===== LISTING

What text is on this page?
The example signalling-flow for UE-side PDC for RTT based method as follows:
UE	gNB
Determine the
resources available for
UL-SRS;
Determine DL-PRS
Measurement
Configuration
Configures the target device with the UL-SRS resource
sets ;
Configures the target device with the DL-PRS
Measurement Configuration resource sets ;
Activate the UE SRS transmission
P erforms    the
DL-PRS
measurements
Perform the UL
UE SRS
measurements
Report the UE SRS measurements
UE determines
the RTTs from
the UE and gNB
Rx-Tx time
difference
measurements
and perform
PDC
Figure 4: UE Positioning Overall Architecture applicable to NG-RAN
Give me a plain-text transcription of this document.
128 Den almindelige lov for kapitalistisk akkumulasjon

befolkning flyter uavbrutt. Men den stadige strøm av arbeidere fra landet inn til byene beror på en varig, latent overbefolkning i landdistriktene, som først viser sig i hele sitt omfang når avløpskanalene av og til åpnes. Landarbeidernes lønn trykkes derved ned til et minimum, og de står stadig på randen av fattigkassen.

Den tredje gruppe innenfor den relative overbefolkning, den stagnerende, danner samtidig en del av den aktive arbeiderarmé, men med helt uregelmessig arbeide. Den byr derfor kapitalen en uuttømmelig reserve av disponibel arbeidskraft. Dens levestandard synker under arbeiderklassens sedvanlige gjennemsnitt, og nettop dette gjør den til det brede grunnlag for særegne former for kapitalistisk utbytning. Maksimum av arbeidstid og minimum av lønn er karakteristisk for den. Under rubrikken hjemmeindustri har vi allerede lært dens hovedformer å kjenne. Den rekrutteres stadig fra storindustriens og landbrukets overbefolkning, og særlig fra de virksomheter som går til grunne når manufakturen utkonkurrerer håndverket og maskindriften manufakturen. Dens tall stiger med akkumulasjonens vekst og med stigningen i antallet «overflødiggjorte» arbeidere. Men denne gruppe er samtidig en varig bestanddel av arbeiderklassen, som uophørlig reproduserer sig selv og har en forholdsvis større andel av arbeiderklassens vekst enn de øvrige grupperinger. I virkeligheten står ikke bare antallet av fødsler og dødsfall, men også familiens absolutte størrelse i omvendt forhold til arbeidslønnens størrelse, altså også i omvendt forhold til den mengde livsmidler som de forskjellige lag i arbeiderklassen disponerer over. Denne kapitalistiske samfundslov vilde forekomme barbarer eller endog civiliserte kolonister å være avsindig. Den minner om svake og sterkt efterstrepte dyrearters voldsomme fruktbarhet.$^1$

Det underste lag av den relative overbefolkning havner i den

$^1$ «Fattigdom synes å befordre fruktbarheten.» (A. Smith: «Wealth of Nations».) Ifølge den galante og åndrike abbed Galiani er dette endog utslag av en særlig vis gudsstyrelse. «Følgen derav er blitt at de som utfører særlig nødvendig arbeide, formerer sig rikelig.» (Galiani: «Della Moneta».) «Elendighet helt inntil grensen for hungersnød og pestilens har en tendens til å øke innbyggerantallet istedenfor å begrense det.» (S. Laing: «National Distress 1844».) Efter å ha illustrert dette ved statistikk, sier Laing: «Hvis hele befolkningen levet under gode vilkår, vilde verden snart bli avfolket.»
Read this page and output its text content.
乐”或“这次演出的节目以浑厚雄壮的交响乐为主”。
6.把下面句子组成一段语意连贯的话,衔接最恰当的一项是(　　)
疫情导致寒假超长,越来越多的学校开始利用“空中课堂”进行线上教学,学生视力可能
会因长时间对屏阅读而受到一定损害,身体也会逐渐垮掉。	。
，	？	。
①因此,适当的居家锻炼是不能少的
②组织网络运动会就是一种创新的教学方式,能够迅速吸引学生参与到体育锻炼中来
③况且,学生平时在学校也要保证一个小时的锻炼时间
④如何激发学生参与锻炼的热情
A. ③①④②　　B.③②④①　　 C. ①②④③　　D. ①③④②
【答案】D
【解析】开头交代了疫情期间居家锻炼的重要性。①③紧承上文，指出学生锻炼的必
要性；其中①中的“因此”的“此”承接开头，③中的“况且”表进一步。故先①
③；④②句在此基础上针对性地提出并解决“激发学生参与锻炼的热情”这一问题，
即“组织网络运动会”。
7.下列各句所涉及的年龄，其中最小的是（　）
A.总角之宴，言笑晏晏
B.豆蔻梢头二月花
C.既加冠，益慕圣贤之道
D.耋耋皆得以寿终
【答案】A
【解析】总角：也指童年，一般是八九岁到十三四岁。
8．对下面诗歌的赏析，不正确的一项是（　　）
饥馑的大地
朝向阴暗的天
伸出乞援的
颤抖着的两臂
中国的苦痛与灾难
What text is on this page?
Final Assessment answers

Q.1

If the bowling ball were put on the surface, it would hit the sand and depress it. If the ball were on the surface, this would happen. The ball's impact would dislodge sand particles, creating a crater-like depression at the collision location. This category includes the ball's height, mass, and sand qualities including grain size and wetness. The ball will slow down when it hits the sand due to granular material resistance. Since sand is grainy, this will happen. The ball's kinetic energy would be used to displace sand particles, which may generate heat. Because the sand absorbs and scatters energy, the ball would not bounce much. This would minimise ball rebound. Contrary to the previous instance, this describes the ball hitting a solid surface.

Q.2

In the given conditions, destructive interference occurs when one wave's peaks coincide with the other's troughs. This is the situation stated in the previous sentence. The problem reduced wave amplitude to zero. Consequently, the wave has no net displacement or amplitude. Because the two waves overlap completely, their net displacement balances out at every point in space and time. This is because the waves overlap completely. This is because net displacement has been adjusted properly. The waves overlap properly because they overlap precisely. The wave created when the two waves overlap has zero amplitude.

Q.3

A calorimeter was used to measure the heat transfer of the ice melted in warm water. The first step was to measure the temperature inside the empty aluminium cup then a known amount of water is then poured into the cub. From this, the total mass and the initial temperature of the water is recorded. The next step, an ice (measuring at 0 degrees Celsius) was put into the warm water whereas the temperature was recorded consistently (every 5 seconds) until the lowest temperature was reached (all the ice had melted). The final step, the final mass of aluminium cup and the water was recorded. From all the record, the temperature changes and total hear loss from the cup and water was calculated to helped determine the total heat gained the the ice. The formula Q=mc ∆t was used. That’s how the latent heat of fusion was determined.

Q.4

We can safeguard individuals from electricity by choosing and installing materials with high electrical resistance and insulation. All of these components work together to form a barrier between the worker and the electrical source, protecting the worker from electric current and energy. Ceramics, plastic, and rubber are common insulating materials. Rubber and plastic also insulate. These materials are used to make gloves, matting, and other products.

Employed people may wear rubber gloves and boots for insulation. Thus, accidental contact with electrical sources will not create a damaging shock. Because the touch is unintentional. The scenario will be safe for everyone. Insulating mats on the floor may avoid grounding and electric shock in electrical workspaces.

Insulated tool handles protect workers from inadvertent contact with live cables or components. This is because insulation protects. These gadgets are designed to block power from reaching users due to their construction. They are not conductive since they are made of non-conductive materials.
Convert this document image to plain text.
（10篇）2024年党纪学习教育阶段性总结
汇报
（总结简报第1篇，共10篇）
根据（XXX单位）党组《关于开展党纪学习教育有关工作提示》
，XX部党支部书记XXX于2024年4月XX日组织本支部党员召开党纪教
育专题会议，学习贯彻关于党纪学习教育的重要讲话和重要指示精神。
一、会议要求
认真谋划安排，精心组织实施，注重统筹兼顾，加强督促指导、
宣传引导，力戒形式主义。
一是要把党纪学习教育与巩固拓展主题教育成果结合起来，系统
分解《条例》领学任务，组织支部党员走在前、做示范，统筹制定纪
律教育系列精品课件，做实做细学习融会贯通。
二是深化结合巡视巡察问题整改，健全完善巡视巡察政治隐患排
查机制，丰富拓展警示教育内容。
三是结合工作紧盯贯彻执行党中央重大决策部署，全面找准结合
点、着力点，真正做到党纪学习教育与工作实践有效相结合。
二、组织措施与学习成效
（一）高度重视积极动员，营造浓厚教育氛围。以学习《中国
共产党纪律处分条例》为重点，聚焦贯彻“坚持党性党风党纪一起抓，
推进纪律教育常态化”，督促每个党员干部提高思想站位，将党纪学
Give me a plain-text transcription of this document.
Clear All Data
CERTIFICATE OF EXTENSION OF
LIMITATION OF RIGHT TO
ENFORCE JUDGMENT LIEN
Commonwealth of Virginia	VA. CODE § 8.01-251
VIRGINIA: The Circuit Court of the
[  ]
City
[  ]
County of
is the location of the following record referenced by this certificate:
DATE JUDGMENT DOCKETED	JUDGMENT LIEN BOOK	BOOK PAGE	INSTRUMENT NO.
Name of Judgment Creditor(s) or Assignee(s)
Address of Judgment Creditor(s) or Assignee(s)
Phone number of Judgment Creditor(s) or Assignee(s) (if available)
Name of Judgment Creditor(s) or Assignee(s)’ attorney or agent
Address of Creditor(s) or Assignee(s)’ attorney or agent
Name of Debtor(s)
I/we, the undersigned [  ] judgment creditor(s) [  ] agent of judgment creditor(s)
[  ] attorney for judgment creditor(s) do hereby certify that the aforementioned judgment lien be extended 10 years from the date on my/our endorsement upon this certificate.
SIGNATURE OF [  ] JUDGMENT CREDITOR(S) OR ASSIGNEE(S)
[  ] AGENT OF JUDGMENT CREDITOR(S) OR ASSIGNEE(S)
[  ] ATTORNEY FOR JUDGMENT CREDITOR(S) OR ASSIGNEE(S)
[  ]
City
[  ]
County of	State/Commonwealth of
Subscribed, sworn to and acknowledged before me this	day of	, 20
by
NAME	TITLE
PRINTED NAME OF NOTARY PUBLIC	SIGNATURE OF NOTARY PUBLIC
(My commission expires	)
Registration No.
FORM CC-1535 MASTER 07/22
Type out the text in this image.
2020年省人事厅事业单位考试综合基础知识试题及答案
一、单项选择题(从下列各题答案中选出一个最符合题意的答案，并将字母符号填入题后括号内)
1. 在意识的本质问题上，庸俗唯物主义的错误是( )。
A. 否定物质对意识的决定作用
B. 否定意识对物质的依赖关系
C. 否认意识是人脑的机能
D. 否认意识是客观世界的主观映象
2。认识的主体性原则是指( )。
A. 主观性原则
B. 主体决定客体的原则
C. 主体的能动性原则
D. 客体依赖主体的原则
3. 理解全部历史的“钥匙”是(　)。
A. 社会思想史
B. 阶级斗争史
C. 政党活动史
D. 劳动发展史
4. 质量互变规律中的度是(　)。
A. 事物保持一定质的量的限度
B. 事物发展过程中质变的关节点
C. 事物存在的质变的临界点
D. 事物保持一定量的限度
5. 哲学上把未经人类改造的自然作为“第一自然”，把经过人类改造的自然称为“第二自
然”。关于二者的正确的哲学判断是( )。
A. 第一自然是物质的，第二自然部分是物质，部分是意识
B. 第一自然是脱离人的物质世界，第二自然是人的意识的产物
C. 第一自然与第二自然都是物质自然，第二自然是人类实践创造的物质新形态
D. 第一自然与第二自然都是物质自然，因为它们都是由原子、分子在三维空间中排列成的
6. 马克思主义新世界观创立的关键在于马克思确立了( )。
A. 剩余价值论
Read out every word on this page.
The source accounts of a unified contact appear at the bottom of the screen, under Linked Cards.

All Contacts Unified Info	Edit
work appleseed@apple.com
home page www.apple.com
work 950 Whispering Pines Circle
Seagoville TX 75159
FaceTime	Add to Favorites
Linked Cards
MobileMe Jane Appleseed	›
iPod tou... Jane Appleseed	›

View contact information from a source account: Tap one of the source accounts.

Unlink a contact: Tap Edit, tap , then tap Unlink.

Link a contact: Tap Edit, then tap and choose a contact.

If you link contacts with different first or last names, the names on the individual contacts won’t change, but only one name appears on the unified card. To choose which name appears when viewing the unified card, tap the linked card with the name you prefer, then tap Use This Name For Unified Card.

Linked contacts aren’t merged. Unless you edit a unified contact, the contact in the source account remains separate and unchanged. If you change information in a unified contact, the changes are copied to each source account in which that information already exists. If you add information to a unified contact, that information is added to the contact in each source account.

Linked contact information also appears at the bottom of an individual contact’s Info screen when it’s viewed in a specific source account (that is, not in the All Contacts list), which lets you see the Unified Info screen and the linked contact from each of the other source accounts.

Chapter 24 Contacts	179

==========

From the data above, gather every line that includes the word "their".

* SOLUTION BELOW
In the given conditions, destructive interference occurs when one wave's peaks coincide with the other's troughs. This is the situation stated in the previous sentence. The problem reduced wave amplitude to zero. Consequently, the wave has no net displacement or amplitude. Because the two waves overlap completely, their net displacement balances out at every point in space and time. This is because the waves overlap completely. This is because net displacement has been adjusted properly. The waves overlap properly because they overlap precisely. The wave created when the two waves overlap has zero amplitude.
Insulated tool handles protect workers from inadvertent contact with live cables or components. This is because insulation protects. These gadgets are designed to block power from reaching users due to their construction. They are not conductive since they are made of non-conductive materials.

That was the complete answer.